--- start RECORDS ---

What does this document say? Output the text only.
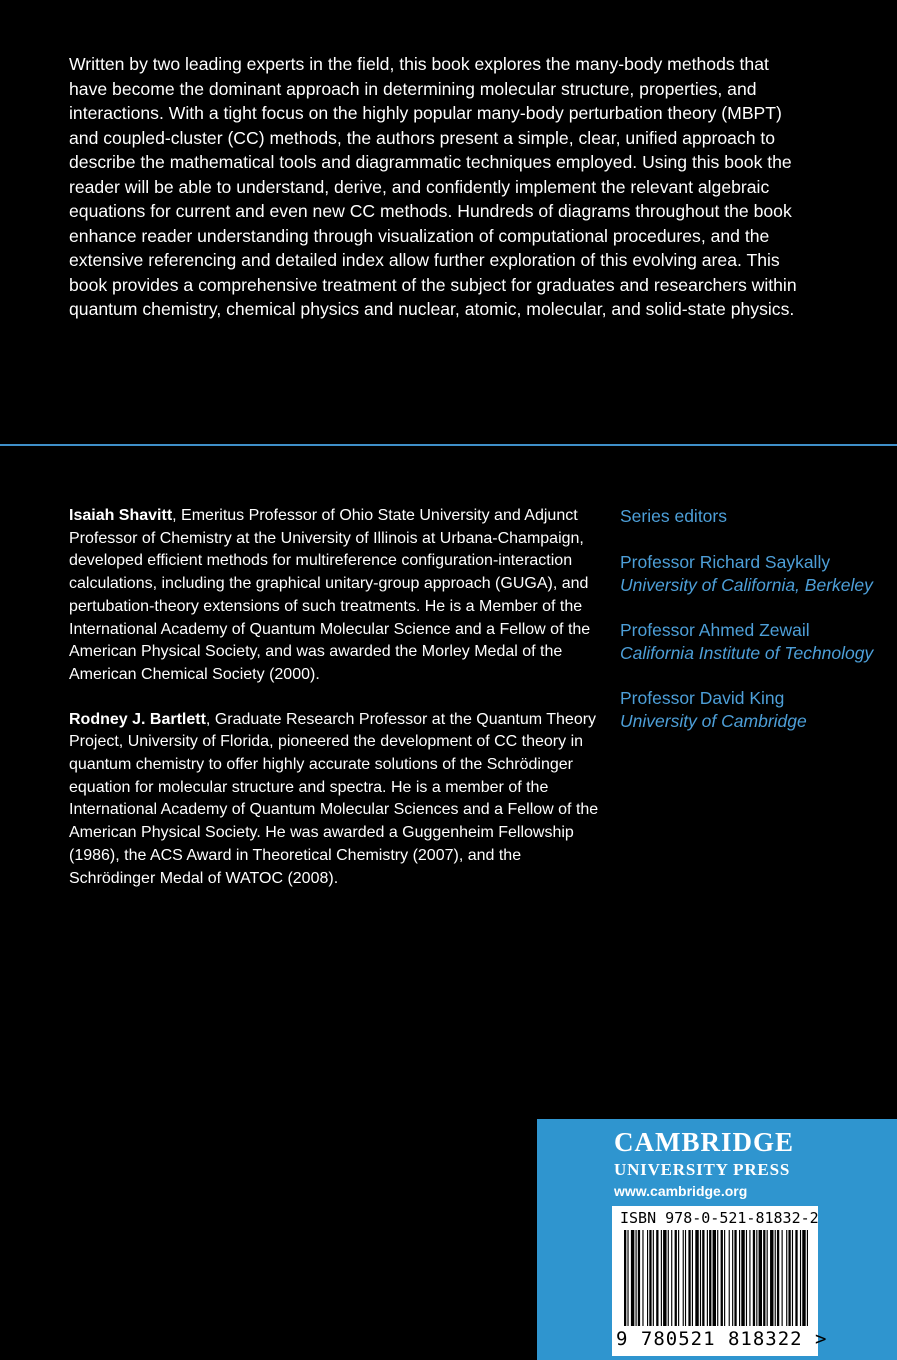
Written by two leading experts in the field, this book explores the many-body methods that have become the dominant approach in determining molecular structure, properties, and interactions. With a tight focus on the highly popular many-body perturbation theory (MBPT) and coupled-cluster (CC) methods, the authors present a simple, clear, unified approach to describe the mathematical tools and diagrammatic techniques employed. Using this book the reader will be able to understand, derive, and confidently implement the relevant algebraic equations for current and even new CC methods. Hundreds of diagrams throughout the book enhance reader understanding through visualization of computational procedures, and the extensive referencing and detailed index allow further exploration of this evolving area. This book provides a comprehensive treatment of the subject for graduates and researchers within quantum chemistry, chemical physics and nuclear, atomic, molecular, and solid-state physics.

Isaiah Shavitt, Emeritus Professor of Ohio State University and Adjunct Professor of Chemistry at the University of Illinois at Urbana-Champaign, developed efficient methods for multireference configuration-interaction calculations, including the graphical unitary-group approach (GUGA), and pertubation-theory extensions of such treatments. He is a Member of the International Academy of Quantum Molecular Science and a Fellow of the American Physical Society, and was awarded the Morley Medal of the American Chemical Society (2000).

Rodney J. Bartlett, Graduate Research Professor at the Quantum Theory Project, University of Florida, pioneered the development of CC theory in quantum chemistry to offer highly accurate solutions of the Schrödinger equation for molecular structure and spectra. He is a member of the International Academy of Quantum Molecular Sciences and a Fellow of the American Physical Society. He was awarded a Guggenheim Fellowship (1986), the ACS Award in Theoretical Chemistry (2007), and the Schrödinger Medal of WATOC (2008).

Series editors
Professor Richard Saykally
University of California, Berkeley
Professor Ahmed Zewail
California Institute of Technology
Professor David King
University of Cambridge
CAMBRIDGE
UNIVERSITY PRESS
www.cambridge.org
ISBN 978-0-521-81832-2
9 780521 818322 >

--- end RECORDS ---
--- start RECORDS ---

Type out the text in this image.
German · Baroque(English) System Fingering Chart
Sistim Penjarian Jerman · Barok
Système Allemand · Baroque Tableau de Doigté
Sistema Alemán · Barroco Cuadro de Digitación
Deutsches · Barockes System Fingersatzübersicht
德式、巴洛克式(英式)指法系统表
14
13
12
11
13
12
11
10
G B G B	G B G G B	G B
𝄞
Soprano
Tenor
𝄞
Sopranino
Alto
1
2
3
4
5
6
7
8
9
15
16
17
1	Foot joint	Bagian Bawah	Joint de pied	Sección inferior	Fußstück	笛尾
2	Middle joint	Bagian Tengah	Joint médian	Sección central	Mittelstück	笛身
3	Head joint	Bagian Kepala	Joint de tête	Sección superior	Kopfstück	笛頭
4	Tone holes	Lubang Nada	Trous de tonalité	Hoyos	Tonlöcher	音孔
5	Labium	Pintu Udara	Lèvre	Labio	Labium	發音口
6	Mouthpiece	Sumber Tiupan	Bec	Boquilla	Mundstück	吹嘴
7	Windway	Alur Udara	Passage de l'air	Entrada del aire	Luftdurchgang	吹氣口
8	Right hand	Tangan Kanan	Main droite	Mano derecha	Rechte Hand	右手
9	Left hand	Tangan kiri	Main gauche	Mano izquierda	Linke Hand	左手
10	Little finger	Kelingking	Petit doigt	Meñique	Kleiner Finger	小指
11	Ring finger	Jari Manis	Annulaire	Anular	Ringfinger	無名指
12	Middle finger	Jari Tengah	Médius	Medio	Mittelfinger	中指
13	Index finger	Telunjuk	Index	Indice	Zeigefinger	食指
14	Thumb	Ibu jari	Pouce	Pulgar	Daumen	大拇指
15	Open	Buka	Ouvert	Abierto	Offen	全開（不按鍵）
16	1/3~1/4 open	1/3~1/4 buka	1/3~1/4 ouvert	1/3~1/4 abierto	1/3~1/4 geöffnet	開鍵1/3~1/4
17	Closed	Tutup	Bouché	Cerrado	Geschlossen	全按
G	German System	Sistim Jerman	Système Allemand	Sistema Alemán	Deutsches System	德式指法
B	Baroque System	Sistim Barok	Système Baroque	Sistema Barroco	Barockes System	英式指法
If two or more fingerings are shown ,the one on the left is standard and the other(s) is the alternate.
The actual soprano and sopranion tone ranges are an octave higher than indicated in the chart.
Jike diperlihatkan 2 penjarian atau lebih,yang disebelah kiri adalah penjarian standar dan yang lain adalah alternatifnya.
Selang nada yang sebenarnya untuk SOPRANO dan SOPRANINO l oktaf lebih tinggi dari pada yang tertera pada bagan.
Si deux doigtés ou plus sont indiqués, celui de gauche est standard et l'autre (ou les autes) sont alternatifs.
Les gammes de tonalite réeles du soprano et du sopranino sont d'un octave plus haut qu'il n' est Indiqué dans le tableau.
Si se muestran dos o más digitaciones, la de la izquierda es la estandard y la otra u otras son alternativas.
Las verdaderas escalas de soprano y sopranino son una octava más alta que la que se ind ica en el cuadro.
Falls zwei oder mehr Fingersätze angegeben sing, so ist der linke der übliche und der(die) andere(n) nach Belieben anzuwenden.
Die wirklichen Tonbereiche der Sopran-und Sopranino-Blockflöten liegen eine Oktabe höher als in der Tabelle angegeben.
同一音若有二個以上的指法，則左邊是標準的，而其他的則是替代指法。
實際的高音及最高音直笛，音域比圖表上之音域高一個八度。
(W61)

--- end RECORDS ---

*PROBLEM TO SOLVE:* Filter the records down to the lines that contain the string "System", and copy those lines.

*COMPLETE ANSWER:*
German · Baroque(English) System Fingering Chart
Deutsches · Barockes System Fingersatzübersicht
G	German System	Sistim Jerman	Système Allemand	Sistema Alemán	Deutsches System	德式指法
B	Baroque System	Sistim Barok	Système Baroque	Sistema Barroco	Barockes System	英式指法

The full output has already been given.